___ PASAJE SELECCIONADO

La presente guía es algo más que una simple obra de devoción literaria dedicada a esa ciudad extraña y evocadora a la que llamamos Alejandría: a su modo es una pequeña obra de arte, pues contiene ejemplos de la mejor prosa de Forster, además de toques acertados que sólo podían surgir de la pluma de un novelista de gran talento como él. Uno se da cuenta de que el autor, atrapado aquí durante la Primera Guerra Mundial, debió de sentirse profundamente feliz, quizá profundamente enamorado, puesto que su joie de vivre se percibe en cada una de las afectuosas líneas que escribió, y apenas hay un solo aspecto de los numerosos estados anímicos y matices cromáticos de la ciudad que no fuera captado por su mirada observadora y su pluma exigente. Paradójicamente, si es ésta la palabra idónea, en todo el libro prevalece un sentimiento de soledad, la soledad de un hombre cultivado que habla consigo mismo, que pasea en solitario. («La mejor forma de ver la ciudad es paseando por ella sin rumbo fijo», nos aconseja, lo que es perfectamente cierto.) Una vez superada la primera sensación de extrañamiento, la mente se relaja al descubrir Alejandría, la ciudad de ensueño, puntal y refuerzo del puerto mediterráneo, pequeño y más bien vulgar, que se muestra ante los ojos de los no iniciados. Incluso hoy en día desempeña, con cierta indiferencia, el papel de segunda capital de Egipto, único alivio para quienes residen en El Cairo, ese espejo ustorio transformado en ciudad y aprisionado entre desiertos. Alejandría se abre ante un mar soñador, y sus olas homéricas se forman y rompen impulsadas por las frescas brisas procedentes de Rodas y el Egeo. Desembarcar en ella es como dar un salto en el vacío porque enseguida percibes, no sólo la ciudad llena de resonancias griegas que se alza ante ti, sino también su telón de fondo de desiertos que se extienden hacia el corazón de África. Es un lugar para separaciones dramáticas, decisiones irrevocables, últimos pensamientos; todo el mundo se siente incitado hacia lo extremo, hacia el límite de su capacidad de resistencia. Las personas se convierten en monjes o monjas, en seres voluptuosos o solitarios, sin previo aviso. Aquí las personas que sencillamente desaparecen son tantas como las que mueren abiertamente. La ciudad no hace nada. No oyes nada salvo el ruido del mar y los ecos de una historia extraordinaria.

A Forster y sus congéneres solíamos considerarlos como estilistas de la «edad de plata». Era fácil seguir su linaje desde Swift. Era un linaje que significaba lucidez, transparencia y fineza. Tenía mordacidad pese a ser elegante sin esfuerzo. Uno piensa en Strachey, en Norman Douglas —especialmente en este último, que prestó a Capri el mismo servicio que Forster rindió a Alejandría al escribir esta guía—, ¡aunque aquélla comienza con un estudio geológico de la mismísima tierra! Sabe Dios qué resultados daría un estudio parecido en el caso de Alejandría, en una tierra tan repleta de preciosas reliquias históricas.

______
___ LISTADO DE DATOS

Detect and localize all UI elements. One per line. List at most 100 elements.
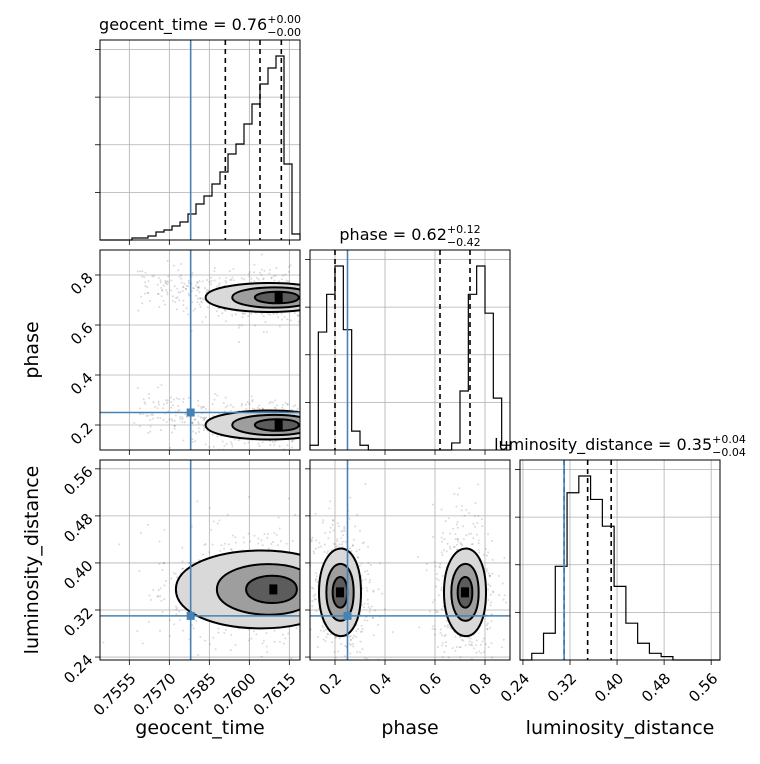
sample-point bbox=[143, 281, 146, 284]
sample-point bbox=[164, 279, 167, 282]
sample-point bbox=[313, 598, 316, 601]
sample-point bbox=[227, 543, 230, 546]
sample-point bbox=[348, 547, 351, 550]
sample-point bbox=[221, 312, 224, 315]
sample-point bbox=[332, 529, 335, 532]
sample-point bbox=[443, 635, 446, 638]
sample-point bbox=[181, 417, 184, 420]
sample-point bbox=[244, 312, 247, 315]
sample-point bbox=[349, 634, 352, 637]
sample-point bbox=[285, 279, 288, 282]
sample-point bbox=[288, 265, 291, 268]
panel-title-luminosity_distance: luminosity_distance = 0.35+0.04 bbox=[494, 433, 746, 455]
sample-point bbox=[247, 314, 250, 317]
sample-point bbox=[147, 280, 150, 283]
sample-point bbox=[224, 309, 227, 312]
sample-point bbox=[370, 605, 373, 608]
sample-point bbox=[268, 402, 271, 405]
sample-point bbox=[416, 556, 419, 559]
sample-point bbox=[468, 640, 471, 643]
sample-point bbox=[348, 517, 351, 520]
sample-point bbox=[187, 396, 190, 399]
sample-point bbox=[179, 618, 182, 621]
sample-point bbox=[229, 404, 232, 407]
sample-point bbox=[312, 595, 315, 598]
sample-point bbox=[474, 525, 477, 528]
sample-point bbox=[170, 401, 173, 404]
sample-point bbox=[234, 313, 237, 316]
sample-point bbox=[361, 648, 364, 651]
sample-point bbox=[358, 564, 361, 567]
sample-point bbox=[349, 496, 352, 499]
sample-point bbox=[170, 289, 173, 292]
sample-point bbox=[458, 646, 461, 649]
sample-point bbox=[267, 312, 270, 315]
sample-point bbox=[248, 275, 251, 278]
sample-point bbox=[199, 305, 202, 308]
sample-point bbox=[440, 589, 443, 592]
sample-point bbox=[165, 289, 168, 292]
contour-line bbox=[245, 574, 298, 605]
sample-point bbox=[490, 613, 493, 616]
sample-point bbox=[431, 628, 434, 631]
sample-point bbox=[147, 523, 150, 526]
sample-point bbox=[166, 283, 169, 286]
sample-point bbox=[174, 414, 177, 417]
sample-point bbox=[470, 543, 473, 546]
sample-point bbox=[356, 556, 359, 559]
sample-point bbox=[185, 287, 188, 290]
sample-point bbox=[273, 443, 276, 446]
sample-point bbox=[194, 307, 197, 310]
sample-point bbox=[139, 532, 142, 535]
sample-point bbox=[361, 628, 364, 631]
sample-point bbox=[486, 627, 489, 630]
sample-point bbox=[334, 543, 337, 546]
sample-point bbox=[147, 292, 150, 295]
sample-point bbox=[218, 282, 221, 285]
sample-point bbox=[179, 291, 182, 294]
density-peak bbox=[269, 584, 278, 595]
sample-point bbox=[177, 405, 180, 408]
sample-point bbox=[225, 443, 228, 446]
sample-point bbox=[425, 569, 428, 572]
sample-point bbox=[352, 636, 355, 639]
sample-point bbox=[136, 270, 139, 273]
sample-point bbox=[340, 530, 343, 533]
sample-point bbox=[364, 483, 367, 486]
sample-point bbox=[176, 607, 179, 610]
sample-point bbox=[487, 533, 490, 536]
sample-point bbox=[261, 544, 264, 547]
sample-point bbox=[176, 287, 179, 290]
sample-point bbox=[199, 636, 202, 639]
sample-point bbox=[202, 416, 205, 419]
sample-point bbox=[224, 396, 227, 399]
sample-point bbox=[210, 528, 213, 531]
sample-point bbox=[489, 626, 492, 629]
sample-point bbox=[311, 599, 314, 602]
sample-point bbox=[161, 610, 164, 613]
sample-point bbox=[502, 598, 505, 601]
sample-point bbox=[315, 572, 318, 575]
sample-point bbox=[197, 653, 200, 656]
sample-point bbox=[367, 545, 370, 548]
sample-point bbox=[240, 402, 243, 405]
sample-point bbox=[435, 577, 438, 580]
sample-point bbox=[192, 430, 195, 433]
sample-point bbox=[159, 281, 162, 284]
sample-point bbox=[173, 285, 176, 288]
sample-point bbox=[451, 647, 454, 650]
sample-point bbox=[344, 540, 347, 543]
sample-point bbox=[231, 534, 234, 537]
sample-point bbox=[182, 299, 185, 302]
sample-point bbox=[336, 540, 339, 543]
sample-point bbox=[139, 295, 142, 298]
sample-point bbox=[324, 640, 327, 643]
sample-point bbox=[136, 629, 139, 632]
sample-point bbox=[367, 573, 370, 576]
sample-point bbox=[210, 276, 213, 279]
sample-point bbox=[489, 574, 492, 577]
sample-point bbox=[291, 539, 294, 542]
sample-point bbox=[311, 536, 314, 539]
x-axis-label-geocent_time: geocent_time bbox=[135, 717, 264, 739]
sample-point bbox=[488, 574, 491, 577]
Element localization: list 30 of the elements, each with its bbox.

______

▸ **CONJUNTO DE TAREAS**:
**a)** Responde estas preguntas sobre el texto sobre Alejandría:
(i) ¿Durante qué guerra estuvo Forster atrapado en Alejandría?
(ii) Según Forster, ¿cuál es la mejor forma de ver la ciudad?
(iii) ¿A qué lugar prestó Norman Douglas el mismo servicio que Forster rindió a Alejandría?
**b)** Prosigue el texto sobre Alejandría a partir de su última oración.
Las filas no tienen relación con el texto sobre Alejandría.

▸ **RESPUESTAS POR TAREA**:
**a)**
(i) Durante la Primera Guerra Mundial.
(ii) Paseando por ella sin rumbo fijo.
(iii) A Capri.

**b)**
Yo llegué en 1941, veintitrés años después de escribir Forster este libro y ocho de morir Constantino Kavafis, el gran amigo poeta de Forster. Como por arte de magia, no alcancé a detectar ningún cambio. Durante dos años pude pasearme por las páginas de esta guía, utilizándola tan piadosamente como merece que se la utilice y tomando prestados muchos de sus destellos de sabiduría para engrosar con ellos las notas para el libro que yo mismo confiaba en escribir algún día. Por lo que pude ver, el único cambio verdadero era la silla vacía en el café favorito del poeta; sin embargo, el círculo de amistades permanecía intacto, hombres como Malanos y Petrides, que más adelante escribirían libros sobre su singular amigo. También ellos habían vislumbrado la ciudad fantasma que yacía debajo de la ciudad cotidiana. No obstante, para la mayoría de la gente, Alejandría era una ciudad de mala muerte sin otros atractivos que bonitas playas para bañarse y numerosos restaurantes franceses. «¡No hay nada que merezca verse!», repetían incesantemente; y también esto era cierto. La Columna de Pompeyo era una calamidad estética, el antiguo emplazamiento del Faro no podía visitarse y la tumba de Alejandro había desaparecido bajo un millar de conjeturas. Sin embargo, para muchos de nuestros marineros seguía siendo Eunostos, el «puerto del buen regreso», como lo había sido en tiempos de Homero.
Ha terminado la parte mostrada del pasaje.